[Extracted records]
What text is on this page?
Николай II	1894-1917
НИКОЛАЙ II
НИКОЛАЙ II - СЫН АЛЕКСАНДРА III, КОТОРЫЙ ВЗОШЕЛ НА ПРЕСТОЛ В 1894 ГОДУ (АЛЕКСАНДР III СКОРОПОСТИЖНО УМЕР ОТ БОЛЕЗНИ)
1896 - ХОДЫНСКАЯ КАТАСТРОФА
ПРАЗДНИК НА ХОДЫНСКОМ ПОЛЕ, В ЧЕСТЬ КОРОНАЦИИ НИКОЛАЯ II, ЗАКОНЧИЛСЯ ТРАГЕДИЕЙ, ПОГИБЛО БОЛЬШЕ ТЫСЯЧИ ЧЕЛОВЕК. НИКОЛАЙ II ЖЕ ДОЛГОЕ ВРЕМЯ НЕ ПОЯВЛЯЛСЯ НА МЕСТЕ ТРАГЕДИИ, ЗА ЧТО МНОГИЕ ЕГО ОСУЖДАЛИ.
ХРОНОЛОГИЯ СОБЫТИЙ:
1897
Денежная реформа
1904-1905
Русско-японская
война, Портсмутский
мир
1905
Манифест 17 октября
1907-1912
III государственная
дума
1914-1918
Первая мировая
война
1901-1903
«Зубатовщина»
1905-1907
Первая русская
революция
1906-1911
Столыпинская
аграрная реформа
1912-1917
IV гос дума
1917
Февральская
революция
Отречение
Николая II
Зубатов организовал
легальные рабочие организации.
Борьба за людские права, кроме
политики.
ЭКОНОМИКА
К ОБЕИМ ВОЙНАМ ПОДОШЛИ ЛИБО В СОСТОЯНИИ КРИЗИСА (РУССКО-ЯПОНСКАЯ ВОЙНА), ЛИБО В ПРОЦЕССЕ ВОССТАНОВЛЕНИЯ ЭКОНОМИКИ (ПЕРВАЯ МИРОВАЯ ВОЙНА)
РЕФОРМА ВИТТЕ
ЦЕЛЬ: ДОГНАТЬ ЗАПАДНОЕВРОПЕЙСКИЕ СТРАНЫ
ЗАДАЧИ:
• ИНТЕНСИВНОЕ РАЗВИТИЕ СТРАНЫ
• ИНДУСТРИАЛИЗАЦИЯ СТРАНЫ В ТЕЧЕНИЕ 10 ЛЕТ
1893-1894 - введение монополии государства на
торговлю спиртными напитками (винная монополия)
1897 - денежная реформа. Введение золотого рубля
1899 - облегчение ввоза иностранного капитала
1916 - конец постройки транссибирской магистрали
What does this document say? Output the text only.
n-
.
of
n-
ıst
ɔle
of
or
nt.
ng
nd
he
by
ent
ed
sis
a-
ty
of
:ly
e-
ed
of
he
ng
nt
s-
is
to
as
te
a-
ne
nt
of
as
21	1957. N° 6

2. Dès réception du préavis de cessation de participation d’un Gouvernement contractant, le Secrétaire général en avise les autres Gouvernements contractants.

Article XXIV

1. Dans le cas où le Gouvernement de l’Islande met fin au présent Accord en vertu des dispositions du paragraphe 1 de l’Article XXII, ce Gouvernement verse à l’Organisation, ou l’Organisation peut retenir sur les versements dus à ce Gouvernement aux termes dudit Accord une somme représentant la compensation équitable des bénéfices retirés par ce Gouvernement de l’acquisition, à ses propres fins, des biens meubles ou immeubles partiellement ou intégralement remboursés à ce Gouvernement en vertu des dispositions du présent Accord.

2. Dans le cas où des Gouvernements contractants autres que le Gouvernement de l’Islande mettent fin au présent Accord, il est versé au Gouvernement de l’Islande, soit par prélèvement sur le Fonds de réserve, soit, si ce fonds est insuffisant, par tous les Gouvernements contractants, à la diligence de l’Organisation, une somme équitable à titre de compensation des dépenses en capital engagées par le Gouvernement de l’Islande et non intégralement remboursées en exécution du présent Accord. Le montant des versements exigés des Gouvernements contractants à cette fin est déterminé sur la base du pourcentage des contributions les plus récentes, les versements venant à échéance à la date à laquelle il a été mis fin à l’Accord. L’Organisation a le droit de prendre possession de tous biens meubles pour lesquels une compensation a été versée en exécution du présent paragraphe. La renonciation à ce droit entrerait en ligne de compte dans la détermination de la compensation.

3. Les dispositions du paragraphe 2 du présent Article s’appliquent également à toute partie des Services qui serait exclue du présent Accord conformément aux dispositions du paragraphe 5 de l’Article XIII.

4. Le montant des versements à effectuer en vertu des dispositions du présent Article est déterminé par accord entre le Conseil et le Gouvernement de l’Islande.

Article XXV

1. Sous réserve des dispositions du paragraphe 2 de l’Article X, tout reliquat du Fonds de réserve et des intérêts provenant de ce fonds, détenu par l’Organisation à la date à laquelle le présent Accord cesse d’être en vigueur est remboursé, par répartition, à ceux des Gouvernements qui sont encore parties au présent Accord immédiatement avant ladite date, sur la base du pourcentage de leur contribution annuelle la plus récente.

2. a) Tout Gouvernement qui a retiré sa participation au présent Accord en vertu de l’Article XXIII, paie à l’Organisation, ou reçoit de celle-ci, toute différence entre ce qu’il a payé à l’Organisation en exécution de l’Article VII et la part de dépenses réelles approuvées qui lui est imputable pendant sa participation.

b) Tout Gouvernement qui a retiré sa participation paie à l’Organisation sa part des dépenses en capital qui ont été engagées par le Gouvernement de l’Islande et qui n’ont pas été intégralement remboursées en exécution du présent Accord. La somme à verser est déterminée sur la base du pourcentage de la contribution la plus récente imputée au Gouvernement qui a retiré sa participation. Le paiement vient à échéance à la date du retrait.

**PROMPT:** Retype all of the entries precisely as they are.

**FINISHED EXERCISE:**
What text is on this page?
Николай II	1894-1917
НИКОЛАЙ II
НИКОЛАЙ II - СЫН АЛЕКСАНДРА III, КОТОРЫЙ ВЗОШЕЛ НА ПРЕСТОЛ В 1894 ГОДУ (АЛЕКСАНДР III СКОРОПОСТИЖНО УМЕР ОТ БОЛЕЗНИ)
1896 - ХОДЫНСКАЯ КАТАСТРОФА
ПРАЗДНИК НА ХОДЫНСКОМ ПОЛЕ, В ЧЕСТЬ КОРОНАЦИИ НИКОЛАЯ II, ЗАКОНЧИЛСЯ ТРАГЕДИЕЙ, ПОГИБЛО БОЛЬШЕ ТЫСЯЧИ ЧЕЛОВЕК. НИКОЛАЙ II ЖЕ ДОЛГОЕ ВРЕМЯ НЕ ПОЯВЛЯЛСЯ НА МЕСТЕ ТРАГЕДИИ, ЗА ЧТО МНОГИЕ ЕГО ОСУЖДАЛИ.
ХРОНОЛОГИЯ СОБЫТИЙ:
1897
Денежная реформа
1904-1905
Русско-японская
война, Портсмутский
мир
1905
Манифест 17 октября
1907-1912
III государственная
дума
1914-1918
Первая мировая
война
1901-1903
«Зубатовщина»
1905-1907
Первая русская
революция
1906-1911
Столыпинская
аграрная реформа
1912-1917
IV гос дума
1917
Февральская
революция
Отречение
Николая II
Зубатов организовал
легальные рабочие организации.
Борьба за людские права, кроме
политики.
ЭКОНОМИКА
К ОБЕИМ ВОЙНАМ ПОДОШЛИ ЛИБО В СОСТОЯНИИ КРИЗИСА (РУССКО-ЯПОНСКАЯ ВОЙНА), ЛИБО В ПРОЦЕССЕ ВОССТАНОВЛЕНИЯ ЭКОНОМИКИ (ПЕРВАЯ МИРОВАЯ ВОЙНА)
РЕФОРМА ВИТТЕ
ЦЕЛЬ: ДОГНАТЬ ЗАПАДНОЕВРОПЕЙСКИЕ СТРАНЫ
ЗАДАЧИ:
• ИНТЕНСИВНОЕ РАЗВИТИЕ СТРАНЫ
• ИНДУСТРИАЛИЗАЦИЯ СТРАНЫ В ТЕЧЕНИЕ 10 ЛЕТ
1893-1894 - введение монополии государства на
торговлю спиртными напитками (винная монополия)
1897 - денежная реформа. Введение золотого рубля
1899 - облегчение ввоза иностранного капитала
1916 - конец постройки транссибирской магистрали
What does this document say? Output the text only.
n-
.
of
n-
ıst
ɔle
of
or
nt.
ng
nd
he
by
ent
ed
sis
a-
ty
of
:ly
e-
ed
of
he
ng
nt
s-
is
to
as
te
a-
ne
nt
of
as
21	1957. N° 6

2. Dès réception du préavis de cessation de participation d’un Gouvernement contractant, le Secrétaire général en avise les autres Gouvernements contractants.

Article XXIV

1. Dans le cas où le Gouvernement de l’Islande met fin au présent Accord en vertu des dispositions du paragraphe 1 de l’Article XXII, ce Gouvernement verse à l’Organisation, ou l’Organisation peut retenir sur les versements dus à ce Gouvernement aux termes dudit Accord une somme représentant la compensation équitable des bénéfices retirés par ce Gouvernement de l’acquisition, à ses propres fins, des biens meubles ou immeubles partiellement ou intégralement remboursés à ce Gouvernement en vertu des dispositions du présent Accord.

2. Dans le cas où des Gouvernements contractants autres que le Gouvernement de l’Islande mettent fin au présent Accord, il est versé au Gouvernement de l’Islande, soit par prélèvement sur le Fonds de réserve, soit, si ce fonds est insuffisant, par tous les Gouvernements contractants, à la diligence de l’Organisation, une somme équitable à titre de compensation des dépenses en capital engagées par le Gouvernement de l’Islande et non intégralement remboursées en exécution du présent Accord. Le montant des versements exigés des Gouvernements contractants à cette fin est déterminé sur la base du pourcentage des contributions les plus récentes, les versements venant à échéance à la date à laquelle il a été mis fin à l’Accord. L’Organisation a le droit de prendre possession de tous biens meubles pour lesquels une compensation a été versée en exécution du présent paragraphe. La renonciation à ce droit entrerait en ligne de compte dans la détermination de la compensation.

3. Les dispositions du paragraphe 2 du présent Article s’appliquent également à toute partie des Services qui serait exclue du présent Accord conformément aux dispositions du paragraphe 5 de l’Article XIII.

4. Le montant des versements à effectuer en vertu des dispositions du présent Article est déterminé par accord entre le Conseil et le Gouvernement de l’Islande.

Article XXV

1. Sous réserve des dispositions du paragraphe 2 de l’Article X, tout reliquat du Fonds de réserve et des intérêts provenant de ce fonds, détenu par l’Organisation à la date à laquelle le présent Accord cesse d’être en vigueur est remboursé, par répartition, à ceux des Gouvernements qui sont encore parties au présent Accord immédiatement avant ladite date, sur la base du pourcentage de leur contribution annuelle la plus récente.

2. a) Tout Gouvernement qui a retiré sa participation au présent Accord en vertu de l’Article XXIII, paie à l’Organisation, ou reçoit de celle-ci, toute différence entre ce qu’il a payé à l’Organisation en exécution de l’Article VII et la part de dépenses réelles approuvées qui lui est imputable pendant sa participation.

b) Tout Gouvernement qui a retiré sa participation paie à l’Organisation sa part des dépenses en capital qui ont été engagées par le Gouvernement de l’Islande et qui n’ont pas été intégralement remboursées en exécution du présent Accord. La somme à verser est déterminée sur la base du pourcentage de la contribution la plus récente imputée au Gouvernement qui a retiré sa participation. Le paiement vient à échéance à la date du retrait.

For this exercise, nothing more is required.